• [ISTRUZIONI DI LAVORO]:
Trascrivi per intero l'intervista al direttore d'orchestra Ennio Nicotra, senza cambiare nulla.

• [TESTO PROPOSTO]:
┌──

Dice un proverbio che gli estremi si toccano. Il postulato sembra avere del vero nel caso del direttore d’orchestra Ennio Nicotra, che ha reso due città decisamente antitetiche per clima, la solare Palermo e la gelida San Pietroburgo, poli contigui della sua vita e della sua attività. Lo incontriamo questo luglio in Sicilia, in una sera di regolare caldo palermitano.
Ennio, è noto a tanti che sei un bravissimo direttore d’orchestra che si occupa molto della didattica.
Penso però che alla gente possa piacere conoscere qualche notizia in più di te persona.
E allora: “chi” sei, da dove spunti, che fai? C’era il nonno che aveva il violino? No. C’era un chitarrista per strada che suonava e che ti ha tolto il sonno? Nemmeno. Insomma, quando hai iniziato, come e perché?
Ho sempre nutrito la passione per la visualizzazione della musica, ritengo che sia una cosa innata. Il nonno non suonava il violino, mia madre aveva una bella voce e cantava bene ma musicisti in famiglia proprio no. Già verso i 5 anni frequentavo i concerti, questo sì, andavo al Teatro Biondo, agli Amici della Musica e a vedere l’Opera al Teatro Massimo.
Fin da piccolissimo, quando ancora non sapevo leggere e scrivere, ho avvertito il desiderio di rendere visibile la musica.
In che modo manifestavi questo desiderio?
Mettevo su un giradischi le incisioni che sceglievo, individuandole dai ritratti dei compositori, e cercavo con le mani di rendere visibile la musica, la melodia più che il ritmo, di cui fra i tre e i quattro anni non avevo ancora cognizione. Ci perdevo moltissimo tempo. Quando mi chiedevano “Cosa vuoi fare da grande?”, rispondevo: “Pilota d’aereo e direttore d’orchestra”.

└──

Voci di annotazione delle coordinate
┌──

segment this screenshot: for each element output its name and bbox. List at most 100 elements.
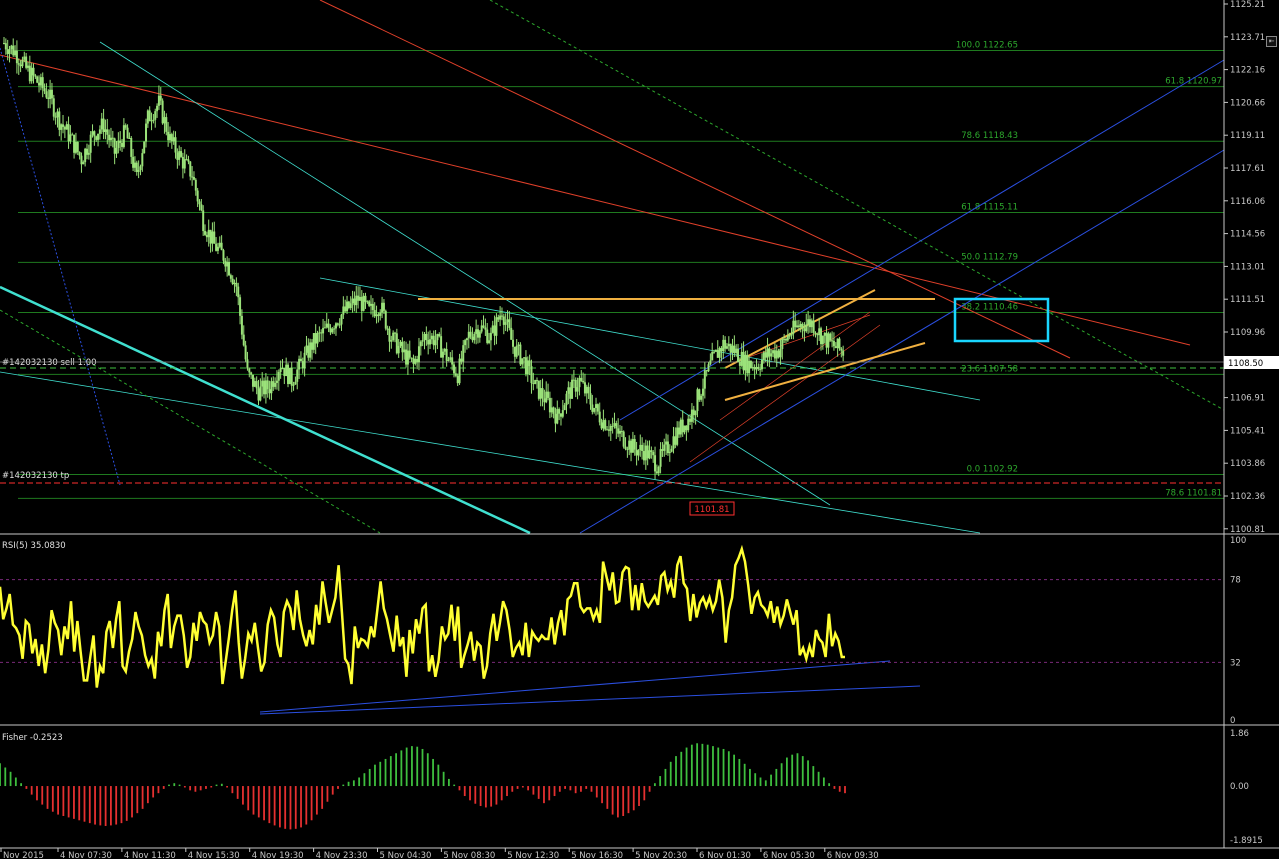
candle-body [38, 82, 41, 86]
candle-body [309, 342, 312, 358]
candle-body [36, 76, 39, 83]
candle-body [146, 110, 149, 124]
candle-body [417, 346, 420, 363]
fib-level-label: 23.6 1107.58 [961, 364, 1018, 374]
candle-body [777, 350, 780, 358]
price-tick-label: 1120.66 [1230, 98, 1265, 108]
candle-body [215, 243, 218, 251]
candle-body [478, 331, 481, 338]
time-tick-label: 5 Nov 20:30 [635, 851, 687, 859]
candle-body [329, 327, 332, 333]
candle-body [784, 338, 787, 341]
candle-body [521, 358, 524, 365]
candle-body [285, 364, 288, 377]
fib-level-label: 100.0 1122.65 [956, 41, 1018, 51]
candle-body [714, 349, 717, 352]
candle-body [587, 386, 590, 394]
candle-body [382, 302, 385, 311]
candle-body [547, 391, 550, 398]
candle-body [281, 368, 284, 370]
candle-body [331, 328, 334, 333]
candle-body [569, 387, 572, 399]
candle-body [305, 345, 308, 353]
candle-body [537, 380, 540, 399]
price-tick-label: 1106.91 [1230, 394, 1265, 404]
candle-body [735, 348, 738, 354]
candle-body [364, 295, 367, 302]
candle-body [366, 301, 369, 303]
candle-body [395, 333, 398, 354]
candle-body [772, 350, 775, 354]
candle-body [113, 138, 116, 154]
candle-body [8, 49, 11, 55]
candle-body [316, 333, 319, 344]
candle-body [253, 381, 256, 387]
candle-body [738, 362, 741, 366]
candle-body [292, 384, 295, 386]
candle-body [250, 372, 253, 375]
candle-body [696, 389, 699, 412]
candle-body [50, 89, 53, 99]
candle-body [261, 380, 264, 387]
candle-body [600, 422, 603, 429]
fib-level-label: 50.0 1112.79 [961, 252, 1018, 262]
candle-body [493, 325, 496, 336]
candle-body [10, 45, 13, 50]
candle-body [264, 380, 267, 395]
candle-body [641, 444, 644, 452]
candle-body [685, 425, 688, 431]
candle-body [121, 142, 124, 147]
candle-body [187, 159, 190, 162]
candle-body [85, 148, 88, 155]
time-tick-label: Nov 2015 [3, 851, 44, 859]
candle-body [598, 411, 601, 423]
candle-body [666, 441, 669, 454]
candle-body [591, 404, 594, 412]
candle-body [161, 100, 164, 124]
candle-body [528, 360, 531, 367]
candle-body [69, 134, 72, 142]
candle-body [78, 151, 81, 156]
candle-body [727, 343, 730, 347]
candle-body [23, 56, 26, 60]
candle-body [506, 319, 509, 323]
candle-body [425, 333, 428, 341]
candle-body [797, 325, 800, 328]
candle-body [47, 97, 50, 100]
candle-body [21, 59, 24, 67]
candle-body [620, 430, 623, 432]
candle-body [98, 129, 101, 134]
candle-body [690, 409, 693, 422]
candle-body [213, 231, 216, 244]
candle-body [39, 77, 42, 86]
candle-body [749, 360, 752, 368]
candle-body [451, 357, 454, 365]
candle-body [556, 409, 559, 424]
candle-body [687, 418, 690, 431]
candle-body [639, 444, 642, 451]
scroll-to-end-icon[interactable]: ⇤ [1266, 36, 1277, 47]
candle-body [836, 338, 839, 349]
candle-body [648, 450, 651, 459]
candle-body [513, 346, 516, 357]
candle-body [545, 391, 548, 403]
candle-body [392, 332, 395, 341]
candle-body [720, 348, 723, 352]
candle-body [788, 335, 791, 337]
candle-body [473, 333, 476, 341]
candle-body [181, 156, 184, 169]
candle-body [500, 315, 503, 317]
candle-body [661, 449, 664, 451]
candle-body [67, 124, 70, 142]
candle-body [242, 334, 245, 346]
candle-body [449, 357, 452, 360]
candle-body [28, 65, 31, 82]
candle-body [111, 137, 114, 139]
candle-body [196, 190, 199, 202]
candle-body [799, 323, 802, 328]
candle-body [559, 413, 562, 417]
candle-body [145, 123, 148, 142]
candle-body [617, 428, 620, 434]
time-tick-label: 6 Nov 01:30 [699, 851, 751, 859]
candle-body [700, 395, 703, 400]
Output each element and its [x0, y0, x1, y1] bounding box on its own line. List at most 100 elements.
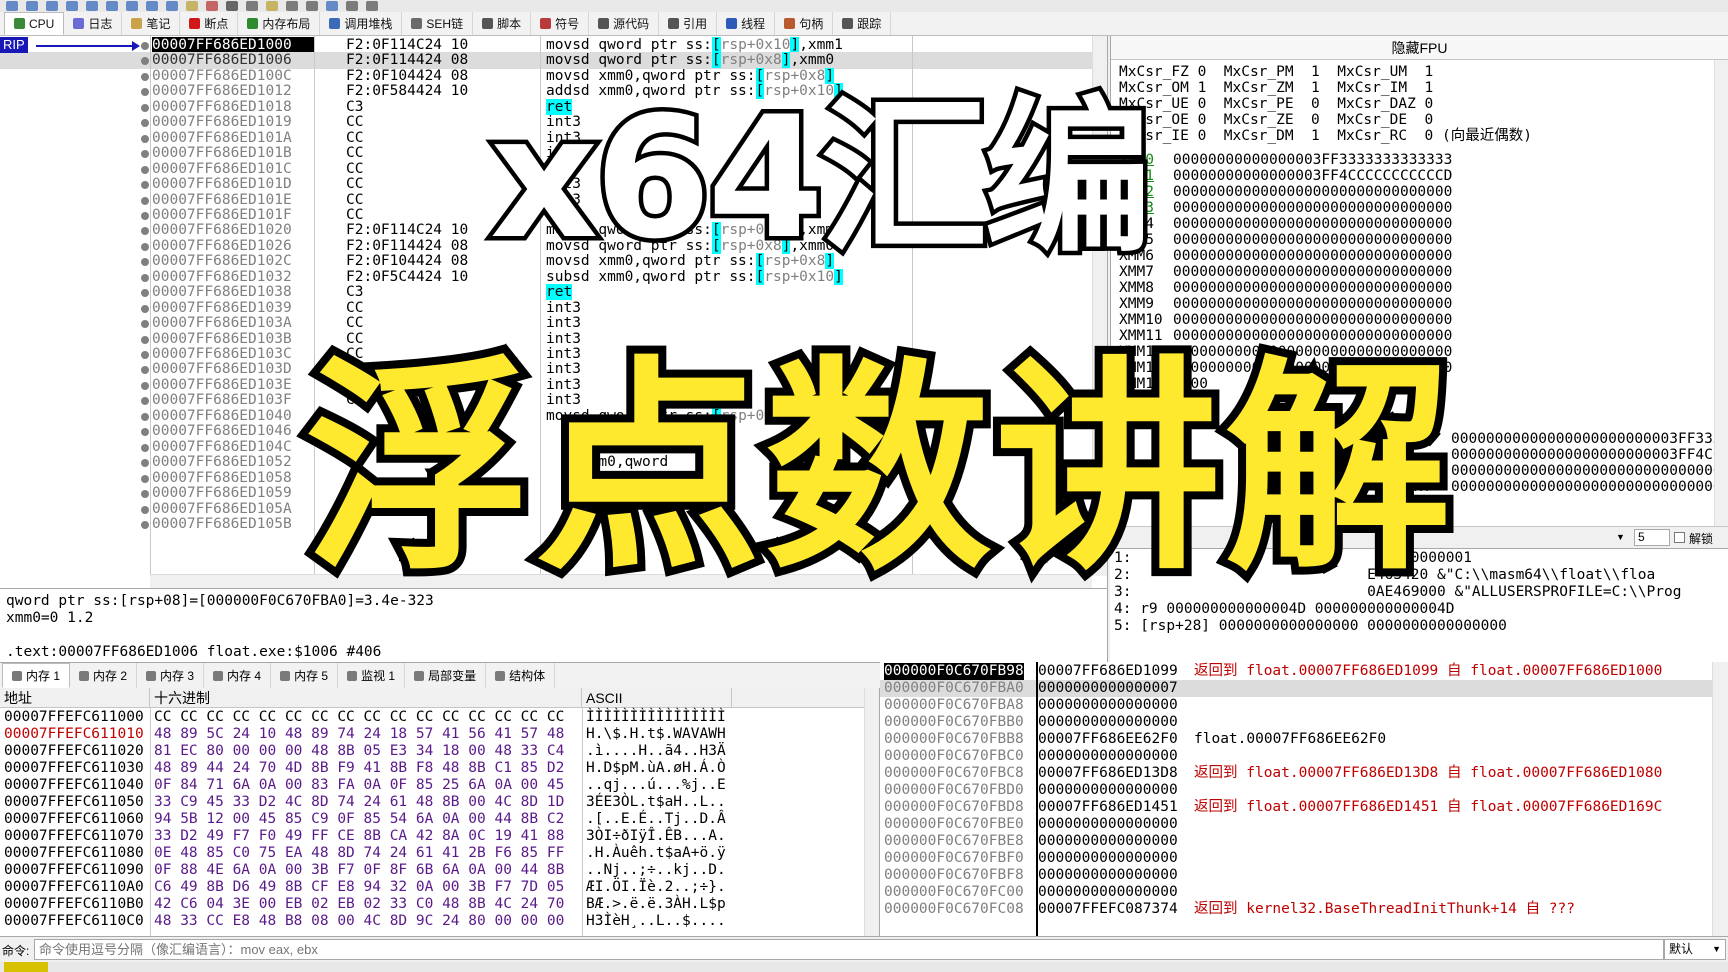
- tab-references[interactable]: 引用: [659, 12, 718, 35]
- xmm-register-row[interactable]: XMM13 00000000000000000000000000000000: [1119, 360, 1452, 376]
- call-arg-row[interactable]: 1: 00000001: [1114, 550, 1724, 567]
- dump-row[interactable]: 00007FFEFC611000 CC CC CC CC CC CC CC CC …: [0, 709, 864, 726]
- disasm-row[interactable]: 00007FF686ED1038 C3 ret: [0, 284, 1092, 301]
- dump-row[interactable]: 00007FFEFC611090 0F 88 4E 6A 0A 00 3B F7 …: [0, 862, 864, 879]
- stack-scrollbar[interactable]: [1712, 662, 1728, 936]
- breakpoint-dot-icon[interactable]: [141, 42, 149, 50]
- stack-row[interactable]: 000000F0C670FBE8 0000000000000000: [880, 833, 1712, 850]
- breakpoint-dot-icon[interactable]: [141, 196, 149, 205]
- disasm-row[interactable]: 00007FF686ED101D CC int3: [0, 176, 1092, 193]
- tab-call-stack[interactable]: 调用堆栈: [320, 12, 403, 35]
- disasm-row[interactable]: 00007FF686ED101A CC int3: [0, 130, 1092, 147]
- toolbar-button-icon[interactable]: [6, 1, 18, 11]
- stack-pane[interactable]: 000000F0C670FB98 00007FF686ED1099 返回到 floa…: [880, 662, 1728, 936]
- disasm-row[interactable]: 00007FF686ED1059: [0, 485, 1092, 502]
- xmm-register-row[interactable]: XMM0 00000000000000003FF3333333333333: [1119, 152, 1452, 168]
- stack-row[interactable]: 000000F0C670FBA0 0000000000000007: [880, 680, 1712, 697]
- command-input[interactable]: [34, 939, 1664, 960]
- toolbar-button-icon[interactable]: [366, 1, 378, 11]
- disasm-row[interactable]: 00007FF686ED1006 F2:0F114424 08 movsd qwor…: [0, 52, 1092, 70]
- call-arg-row[interactable]: 2: E463420 &"C:\\masm64\\float\\floa: [1114, 567, 1724, 584]
- tab-threads[interactable]: 线程: [717, 12, 776, 35]
- dump-row[interactable]: 00007FFEFC6110B0 42 C6 04 3E 00 EB 02 EB …: [0, 896, 864, 913]
- breakpoint-dot-icon[interactable]: [141, 505, 149, 514]
- disasm-row[interactable]: 00007FF686ED1026 F2:0F114424 08 movsd qwor…: [0, 237, 1092, 255]
- toolbar-button-icon[interactable]: [166, 1, 178, 11]
- xmm-register-row[interactable]: XMM5 00000000000000000000000000000000: [1119, 232, 1452, 248]
- toolbar-button-icon[interactable]: [26, 1, 38, 11]
- registers-scrollbar[interactable]: [1714, 60, 1728, 542]
- disasm-row[interactable]: 00007FF686ED1018 C3 ret: [0, 98, 1092, 116]
- breakpoint-dot-icon[interactable]: [141, 459, 149, 468]
- breakpoint-dot-icon[interactable]: [141, 381, 149, 390]
- toolbar-button-icon[interactable]: [226, 1, 238, 11]
- call-args-pane[interactable]: 1: 00000001 2: E463420 &"C:\\masm64\\floa…: [1110, 548, 1728, 662]
- disasm-row[interactable]: 00007FF686ED1052 xmm0,qword: [0, 454, 1092, 471]
- tab-notes[interactable]: 笔记: [122, 12, 181, 35]
- breakpoint-dot-icon[interactable]: [141, 443, 149, 452]
- stack-row[interactable]: 000000F0C670FBC0 0000000000000000: [880, 748, 1712, 765]
- stack-row[interactable]: 000000F0C670FBD8 00007FF686ED1451 返回到 floa…: [880, 799, 1712, 816]
- breakpoint-dot-icon[interactable]: [141, 165, 149, 174]
- disasm-row[interactable]: 00007FF686ED1000 F2:0F114C24 10 movsd qwor…: [0, 37, 1092, 54]
- disasm-row[interactable]: 00007FF686ED101C CC int3: [0, 161, 1092, 178]
- tab-source[interactable]: 源代码: [589, 12, 660, 35]
- disasm-row[interactable]: 00007FF686ED103D CC int3: [0, 361, 1092, 378]
- stack-row[interactable]: 000000F0C670FBB0 0000000000000000: [880, 714, 1712, 731]
- xmm-register-row[interactable]: XMM12 00000000000000000000000000000000: [1119, 344, 1452, 360]
- tab-breakpoint[interactable]: 断点: [180, 12, 239, 35]
- xmm-register-row[interactable]: XMM14 0000: [1119, 376, 1208, 392]
- command-mode-select[interactable]: 默认 ▼: [1664, 939, 1726, 960]
- ymm-register-row[interactable]: YM 00000000000000000000000000000000000000: [1411, 479, 1728, 495]
- dump-scrollbar[interactable]: [864, 688, 879, 936]
- breakpoint-dot-icon[interactable]: [141, 119, 149, 128]
- toolbar-button-icon[interactable]: [326, 1, 338, 11]
- dump-tab[interactable]: 内存 1: [2, 663, 71, 688]
- disasm-row[interactable]: 00007FF686ED1019 CC int3: [0, 114, 1092, 131]
- stack-row[interactable]: 000000F0C670FBE0 0000000000000000: [880, 816, 1712, 833]
- dump-row[interactable]: 00007FFEFC611020 81 EC 80 00 00 00 48 8B …: [0, 743, 864, 760]
- xmm-register-row[interactable]: XMM6 00000000000000000000000000000000: [1119, 248, 1452, 264]
- disasm-row[interactable]: 00007FF686ED103A CC int3: [0, 315, 1092, 332]
- xmm-register-row[interactable]: XMM9 00000000000000000000000000000000: [1119, 296, 1452, 312]
- breakpoint-dot-icon[interactable]: [141, 428, 149, 437]
- stack-row[interactable]: 000000F0C670FBF0 0000000000000000: [880, 850, 1712, 867]
- breakpoint-dot-icon[interactable]: [141, 490, 149, 499]
- disasm-row[interactable]: 00007FF686ED1020 F2:0F114C24 10 movsd qwor…: [0, 222, 1092, 239]
- disasm-row[interactable]: 00007FF686ED103F CC int3: [0, 392, 1092, 409]
- breakpoint-dot-icon[interactable]: [141, 273, 149, 282]
- toolbar-button-icon[interactable]: [186, 1, 198, 11]
- dump-tab[interactable]: 结构体: [486, 663, 556, 688]
- dump-tab[interactable]: 内存 3: [137, 663, 205, 688]
- toolbar-button-icon[interactable]: [246, 1, 258, 11]
- disasm-hscrollbar[interactable]: [150, 574, 1092, 588]
- call-arg-row[interactable]: 5: [rsp+28] 0000000000000000 00000000000…: [1114, 618, 1724, 635]
- tab-seh[interactable]: SEH链: [402, 12, 474, 35]
- disasm-row[interactable]: 00007FF686ED100C F2:0F104424 08 movsd xmm0…: [0, 67, 1092, 85]
- call-arg-row[interactable]: 3: 0AE469000 &"ALLUSERSPROFILE=C:\\Prog: [1114, 584, 1724, 601]
- stack-row[interactable]: 000000F0C670FBC8 00007FF686ED13D8 返回到 floa…: [880, 765, 1712, 782]
- xmm-register-row[interactable]: XMM3 00000000000000000000000000000000: [1119, 200, 1452, 216]
- toolbar-button-icon[interactable]: [206, 1, 218, 11]
- disasm-row[interactable]: 00007FF686ED1046: [0, 423, 1092, 440]
- breakpoint-dot-icon[interactable]: [141, 227, 149, 236]
- tab-script[interactable]: 脚本: [473, 12, 532, 35]
- breakpoint-dot-icon[interactable]: [141, 103, 149, 112]
- disasm-row[interactable]: 00007FF686ED105B: [0, 516, 1092, 533]
- disasm-row[interactable]: 00007FF686ED102C F2:0F104424 08 movsd xmm0…: [0, 253, 1092, 270]
- disasm-scrollbar[interactable]: [1092, 36, 1107, 576]
- breakpoint-dot-icon[interactable]: [141, 242, 149, 251]
- breakpoint-dot-icon[interactable]: [141, 181, 149, 190]
- toolbar-button-icon[interactable]: [266, 1, 278, 11]
- breakpoint-dot-icon[interactable]: [141, 520, 149, 529]
- breakpoint-dot-icon[interactable]: [141, 211, 149, 220]
- stack-row[interactable]: 000000F0C670FBD0 0000000000000000: [880, 782, 1712, 799]
- stack-row[interactable]: 000000F0C670FB98 00007FF686ED1099 返回到 floa…: [880, 663, 1712, 680]
- disasm-row[interactable]: 00007FF686ED1039 CC int3: [0, 300, 1092, 317]
- stack-row[interactable]: 000000F0C670FC08 00007FFEFC087374 返回到 kern…: [880, 901, 1712, 918]
- breakpoint-dot-icon[interactable]: [141, 474, 149, 483]
- breakpoint-dot-icon[interactable]: [141, 397, 149, 406]
- toolbar-button-icon[interactable]: [106, 1, 118, 11]
- stack-row[interactable]: 000000F0C670FC00 0000000000000000: [880, 884, 1712, 901]
- tab-trace[interactable]: 跟踪: [833, 12, 892, 35]
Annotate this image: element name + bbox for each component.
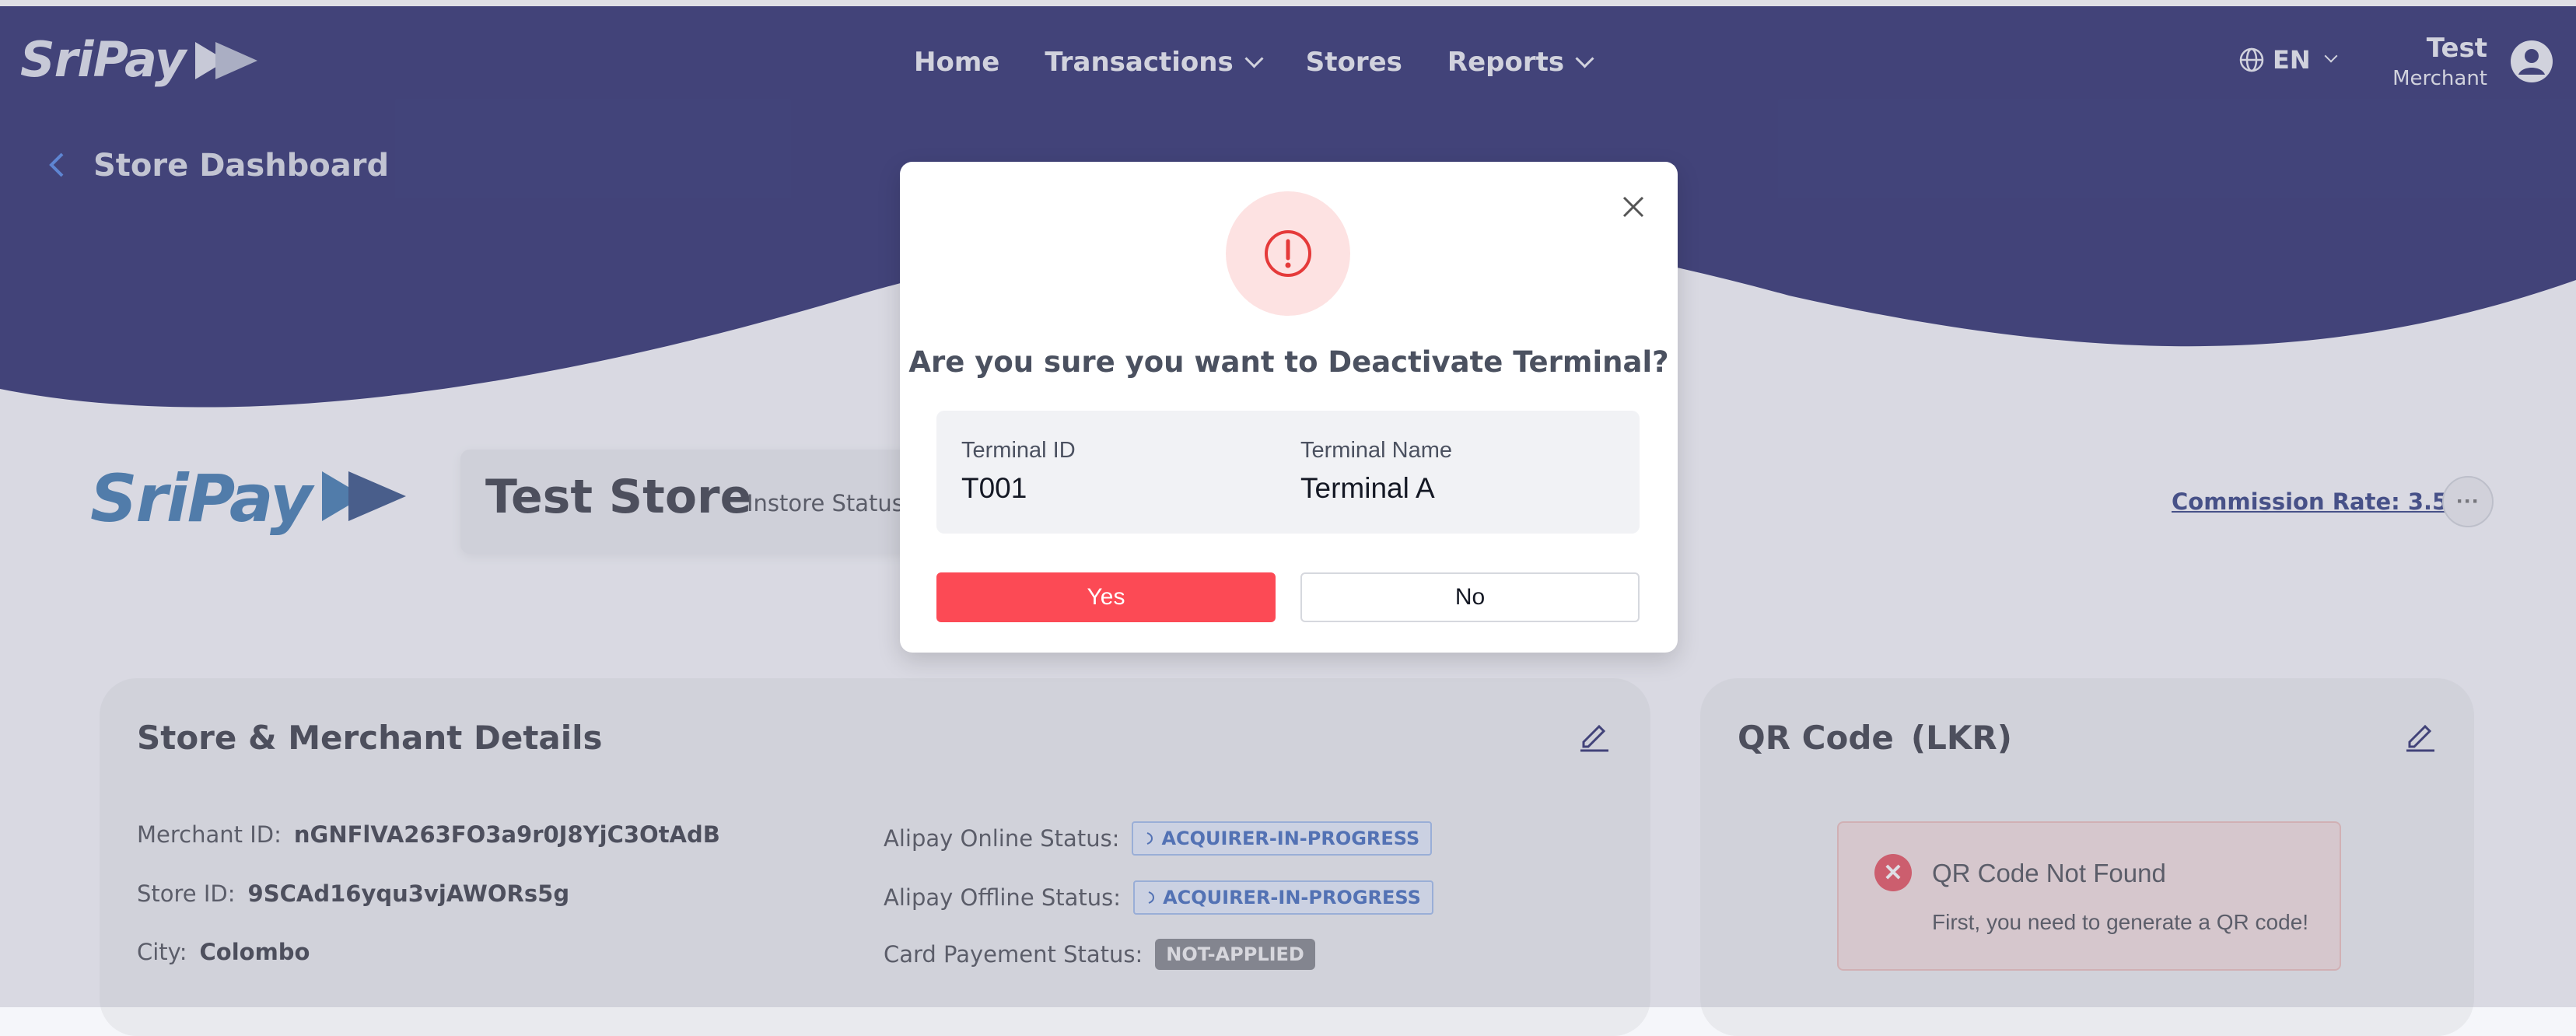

└──

• [ESERCIZIO SVOLTO]:
Dice un proverbio che gli estremi si toccano. Il postulato sembra avere del vero nel caso del direttore d’orchestra Ennio Nicotra, che ha reso due città decisamente antitetiche per clima, la solare Palermo e la gelida San Pietroburgo, poli contigui della sua vita e della sua attività. Lo incontriamo questo luglio in Sicilia, in una sera di regolare caldo palermitano.
Ennio, è noto a tanti che sei un bravissimo direttore d’orchestra che si occupa molto della didattica.
Penso però che alla gente possa piacere conoscere qualche notizia in più di te persona.
E allora: “chi” sei, da dove spunti, che fai? C’era il nonno che aveva il violino? No. C’era un chitarrista per strada che suonava e che ti ha tolto il sonno? Nemmeno. Insomma, quando hai iniziato, come e perché?
Ho sempre nutrito la passione per la visualizzazione della musica, ritengo che sia una cosa innata. Il nonno non suonava il violino, mia madre aveva una bella voce e cantava bene ma musicisti in famiglia proprio no. Già verso i 5 anni frequentavo i concerti, questo sì, andavo al Teatro Biondo, agli Amici della Musica e a vedere l’Opera al Teatro Massimo.
Fin da piccolissimo, quando ancora non sapevo leggere e scrivere, ho avvertito il desiderio di rendere visibile la musica.
In che modo manifestavi questo desiderio?
Mettevo su un giradischi le incisioni che sceglievo, individuandole dai ritratti dei compositori, e cercavo con le mani di rendere visibile la musica, la melodia più che il ritmo, di cui fra i tre e i quattro anni non avevo ancora cognizione. Ci perdevo moltissimo tempo. Quando mi chiedevano “Cosa vuoi fare da grande?”, rispondevo: “Pilota d’aereo e direttore d’orchestra”.